SOURCE RECORDS:
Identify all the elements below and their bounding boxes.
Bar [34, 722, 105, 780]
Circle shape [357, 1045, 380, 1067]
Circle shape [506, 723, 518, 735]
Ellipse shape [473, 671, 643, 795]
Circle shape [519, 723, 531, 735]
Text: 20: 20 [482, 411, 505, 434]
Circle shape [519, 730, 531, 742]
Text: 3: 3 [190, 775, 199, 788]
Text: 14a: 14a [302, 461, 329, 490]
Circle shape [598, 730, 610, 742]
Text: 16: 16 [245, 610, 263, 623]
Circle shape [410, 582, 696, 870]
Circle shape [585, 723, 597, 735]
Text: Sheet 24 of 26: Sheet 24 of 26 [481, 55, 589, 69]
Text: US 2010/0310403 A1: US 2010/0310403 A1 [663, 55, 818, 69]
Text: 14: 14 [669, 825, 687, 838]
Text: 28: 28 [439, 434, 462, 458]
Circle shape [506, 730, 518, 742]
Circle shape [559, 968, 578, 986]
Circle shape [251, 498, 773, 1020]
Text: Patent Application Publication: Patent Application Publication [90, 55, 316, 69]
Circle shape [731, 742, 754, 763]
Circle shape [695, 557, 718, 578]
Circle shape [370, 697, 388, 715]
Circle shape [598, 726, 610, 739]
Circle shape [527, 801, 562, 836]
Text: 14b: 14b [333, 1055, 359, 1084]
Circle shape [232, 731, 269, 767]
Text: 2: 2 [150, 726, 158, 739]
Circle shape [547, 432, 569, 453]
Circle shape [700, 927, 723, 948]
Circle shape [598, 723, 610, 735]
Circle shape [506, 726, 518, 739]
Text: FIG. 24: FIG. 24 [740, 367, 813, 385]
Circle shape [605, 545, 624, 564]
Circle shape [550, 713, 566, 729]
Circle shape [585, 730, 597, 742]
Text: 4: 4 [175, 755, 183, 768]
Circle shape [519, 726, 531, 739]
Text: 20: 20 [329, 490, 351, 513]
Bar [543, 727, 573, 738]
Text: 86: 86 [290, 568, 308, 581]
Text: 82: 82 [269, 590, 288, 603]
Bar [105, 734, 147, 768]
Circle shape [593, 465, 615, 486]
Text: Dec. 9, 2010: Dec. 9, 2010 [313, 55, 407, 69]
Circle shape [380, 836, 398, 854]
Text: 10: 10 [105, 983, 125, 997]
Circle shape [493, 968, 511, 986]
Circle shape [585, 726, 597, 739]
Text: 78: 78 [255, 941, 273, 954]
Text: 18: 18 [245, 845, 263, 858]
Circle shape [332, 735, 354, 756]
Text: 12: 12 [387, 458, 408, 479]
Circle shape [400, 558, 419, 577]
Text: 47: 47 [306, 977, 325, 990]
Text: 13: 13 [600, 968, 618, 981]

STATED GOAL:
Lay out every line of the row above as a numbered list, leaving out any blank lines.

SOLUTION TO THIS TASK:
1. Identify all the elements below and their bounding boxes.
2. Bar [34, 722, 105, 780]
3. Circle shape [357, 1045, 380, 1067]
4. Circle shape [506, 723, 518, 735]
5. Ellipse shape [473, 671, 643, 795]
6. Circle shape [519, 723, 531, 735]
7. Text: 20: 20 [482, 411, 505, 434]
8. Circle shape [519, 730, 531, 742]
9. Text: 3: 3 [190, 775, 199, 788]
10. Text: 14a: 14a [302, 461, 329, 490]
11. Circle shape [598, 730, 610, 742]
12. Text: 16: 16 [245, 610, 263, 623]
13. Circle shape [410, 582, 696, 870]
14. Circle shape [585, 723, 597, 735]
15. Text: Sheet 24 of 26: Sheet 24 of 26 [481, 55, 589, 69]
16. Text: US 2010/0310403 A1: US 2010/0310403 A1 [663, 55, 818, 69]
17. Text: 14: 14 [669, 825, 687, 838]
18. Text: 28: 28 [439, 434, 462, 458]
19. Circle shape [506, 730, 518, 742]
20. Circle shape [559, 968, 578, 986]
21. Circle shape [251, 498, 773, 1020]
22. Text: Patent Application Publication: Patent Application Publication [90, 55, 316, 69]
23. Circle shape [731, 742, 754, 763]
24. Circle shape [695, 557, 718, 578]
25. Circle shape [370, 697, 388, 715]
26. Circle shape [598, 726, 610, 739]
27. Circle shape [527, 801, 562, 836]
28. Text: 14b: 14b [333, 1055, 359, 1084]
29. Circle shape [232, 731, 269, 767]
30. Text: 2: 2 [150, 726, 158, 739]
31. Circle shape [547, 432, 569, 453]
32. Circle shape [700, 927, 723, 948]
33. Circle shape [598, 723, 610, 735]
34. Circle shape [506, 726, 518, 739]
35. Text: FIG. 24: FIG. 24 [740, 367, 813, 385]
36. Circle shape [605, 545, 624, 564]
37. Circle shape [550, 713, 566, 729]
38. Circle shape [585, 730, 597, 742]
39. Text: 4: 4 [175, 755, 183, 768]
40. Circle shape [519, 726, 531, 739]
41. Text: 20: 20 [329, 490, 351, 513]
42. Bar [543, 727, 573, 738]
43. Text: 86: 86 [290, 568, 308, 581]
44. Text: 82: 82 [269, 590, 288, 603]
45. Bar [105, 734, 147, 768]
46. Circle shape [593, 465, 615, 486]
47. Text: Dec. 9, 2010: Dec. 9, 2010 [313, 55, 407, 69]
48. Circle shape [380, 836, 398, 854]
49. Text: 10: 10 [105, 983, 125, 997]
50. Circle shape [493, 968, 511, 986]
51. Circle shape [585, 726, 597, 739]
52. Text: 78: 78 [255, 941, 273, 954]
53. Text: 18: 18 [245, 845, 263, 858]
54. Circle shape [332, 735, 354, 756]
55. Text: 12: 12 [387, 458, 408, 479]
56. Circle shape [400, 558, 419, 577]
57. Text: 47: 47 [306, 977, 325, 990]
58. Text: 13: 13 [600, 968, 618, 981]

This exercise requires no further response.